§ **The task**
Copy each line of the records that contains the word "name".
### Material
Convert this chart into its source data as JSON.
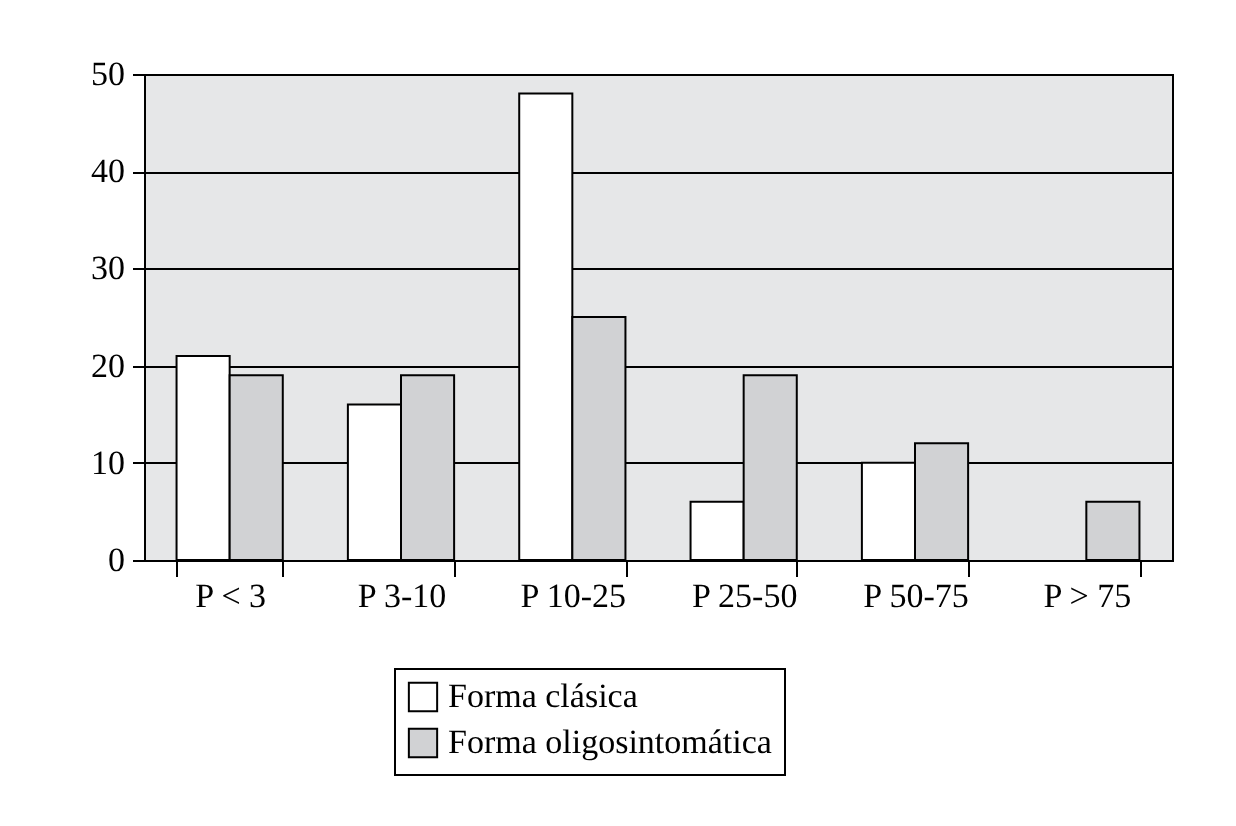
{
  "chart_data": {
    "type": "bar",
    "categories": [
      "P < 3",
      "P 3-10",
      "P 10-25",
      "P 25-50",
      "P 50-75",
      "P > 75"
    ],
    "series": [
      {
        "name": "Forma clásica",
        "color": "#ffffff",
        "values": [
          21,
          16,
          48,
          6,
          10,
          0
        ]
      },
      {
        "name": "Forma oligosintomática",
        "color": "#d1d2d4",
        "values": [
          19,
          19,
          25,
          19,
          12,
          6
        ]
      }
    ],
    "ylim": [
      0,
      50
    ],
    "yticks": [
      0,
      10,
      20,
      30,
      40,
      50
    ],
    "grid": "y",
    "legend": "bottom"
  }
}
######
§ **Full response**
        "name": "Forma clásica",
        "name": "Forma oligosintomática",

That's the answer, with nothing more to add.